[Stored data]
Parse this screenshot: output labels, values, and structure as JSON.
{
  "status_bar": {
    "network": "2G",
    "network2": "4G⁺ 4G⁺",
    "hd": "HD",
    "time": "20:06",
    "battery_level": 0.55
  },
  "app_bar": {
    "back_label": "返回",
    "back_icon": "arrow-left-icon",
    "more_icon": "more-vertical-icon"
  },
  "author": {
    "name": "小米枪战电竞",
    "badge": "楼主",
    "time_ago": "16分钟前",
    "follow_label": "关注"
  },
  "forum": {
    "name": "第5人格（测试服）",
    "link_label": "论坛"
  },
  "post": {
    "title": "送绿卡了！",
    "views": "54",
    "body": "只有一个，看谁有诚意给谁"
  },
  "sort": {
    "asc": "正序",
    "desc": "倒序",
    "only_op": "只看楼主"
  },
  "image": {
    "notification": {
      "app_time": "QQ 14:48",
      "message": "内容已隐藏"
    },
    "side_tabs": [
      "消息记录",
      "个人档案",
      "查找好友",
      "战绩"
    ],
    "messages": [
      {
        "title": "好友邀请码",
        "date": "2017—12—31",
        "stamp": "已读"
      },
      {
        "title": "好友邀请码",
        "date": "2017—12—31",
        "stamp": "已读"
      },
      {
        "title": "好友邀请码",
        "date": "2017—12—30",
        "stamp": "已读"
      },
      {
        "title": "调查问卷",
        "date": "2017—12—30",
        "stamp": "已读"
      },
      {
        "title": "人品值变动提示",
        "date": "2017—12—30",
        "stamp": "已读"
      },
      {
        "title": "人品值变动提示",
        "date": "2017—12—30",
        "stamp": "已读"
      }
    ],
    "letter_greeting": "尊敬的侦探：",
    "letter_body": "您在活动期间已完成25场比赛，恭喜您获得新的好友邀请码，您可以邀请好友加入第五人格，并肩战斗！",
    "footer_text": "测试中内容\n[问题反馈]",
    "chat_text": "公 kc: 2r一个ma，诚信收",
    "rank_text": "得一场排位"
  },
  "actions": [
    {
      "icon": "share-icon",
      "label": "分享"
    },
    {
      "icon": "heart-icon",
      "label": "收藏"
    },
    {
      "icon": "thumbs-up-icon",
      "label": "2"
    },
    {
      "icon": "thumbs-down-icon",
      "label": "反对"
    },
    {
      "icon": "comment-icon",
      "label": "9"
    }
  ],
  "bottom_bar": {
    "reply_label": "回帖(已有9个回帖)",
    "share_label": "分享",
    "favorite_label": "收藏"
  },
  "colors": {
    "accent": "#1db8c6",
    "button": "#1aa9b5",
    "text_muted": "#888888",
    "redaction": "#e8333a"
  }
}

EXERCISE AIM
Reproduce the complete set of lines precisely as supplied.

PROBLEM SOLUTION
Parse this screenshot: output labels, values, and structure as JSON.
{
  "status_bar": {
    "network": "2G",
    "network2": "4G⁺ 4G⁺",
    "hd": "HD",
    "time": "20:06",
    "battery_level": 0.55
  },
  "app_bar": {
    "back_label": "返回",
    "back_icon": "arrow-left-icon",
    "more_icon": "more-vertical-icon"
  },
  "author": {
    "name": "小米枪战电竞",
    "badge": "楼主",
    "time_ago": "16分钟前",
    "follow_label": "关注"
  },
  "forum": {
    "name": "第5人格（测试服）",
    "link_label": "论坛"
  },
  "post": {
    "title": "送绿卡了！",
    "views": "54",
    "body": "只有一个，看谁有诚意给谁"
  },
  "sort": {
    "asc": "正序",
    "desc": "倒序",
    "only_op": "只看楼主"
  },
  "image": {
    "notification": {
      "app_time": "QQ 14:48",
      "message": "内容已隐藏"
    },
    "side_tabs": [
      "消息记录",
      "个人档案",
      "查找好友",
      "战绩"
    ],
    "messages": [
      {
        "title": "好友邀请码",
        "date": "2017—12—31",
        "stamp": "已读"
      },
      {
        "title": "好友邀请码",
        "date": "2017—12—31",
        "stamp": "已读"
      },
      {
        "title": "好友邀请码",
        "date": "2017—12—30",
        "stamp": "已读"
      },
      {
        "title": "调查问卷",
        "date": "2017—12—30",
        "stamp": "已读"
      },
      {
        "title": "人品值变动提示",
        "date": "2017—12—30",
        "stamp": "已读"
      },
      {
        "title": "人品值变动提示",
        "date": "2017—12—30",
        "stamp": "已读"
      }
    ],
    "letter_greeting": "尊敬的侦探：",
    "letter_body": "您在活动期间已完成25场比赛，恭喜您获得新的好友邀请码，您可以邀请好友加入第五人格，并肩战斗！",
    "footer_text": "测试中内容\n[问题反馈]",
    "chat_text": "公 kc: 2r一个ma，诚信收",
    "rank_text": "得一场排位"
  },
  "actions": [
    {
      "icon": "share-icon",
      "label": "分享"
    },
    {
      "icon": "heart-icon",
      "label": "收藏"
    },
    {
      "icon": "thumbs-up-icon",
      "label": "2"
    },
    {
      "icon": "thumbs-down-icon",
      "label": "反对"
    },
    {
      "icon": "comment-icon",
      "label": "9"
    }
  ],
  "bottom_bar": {
    "reply_label": "回帖(已有9个回帖)",
    "share_label": "分享",
    "favorite_label": "收藏"
  },
  "colors": {
    "accent": "#1db8c6",
    "button": "#1aa9b5",
    "text_muted": "#888888",
    "redaction": "#e8333a"
  }
}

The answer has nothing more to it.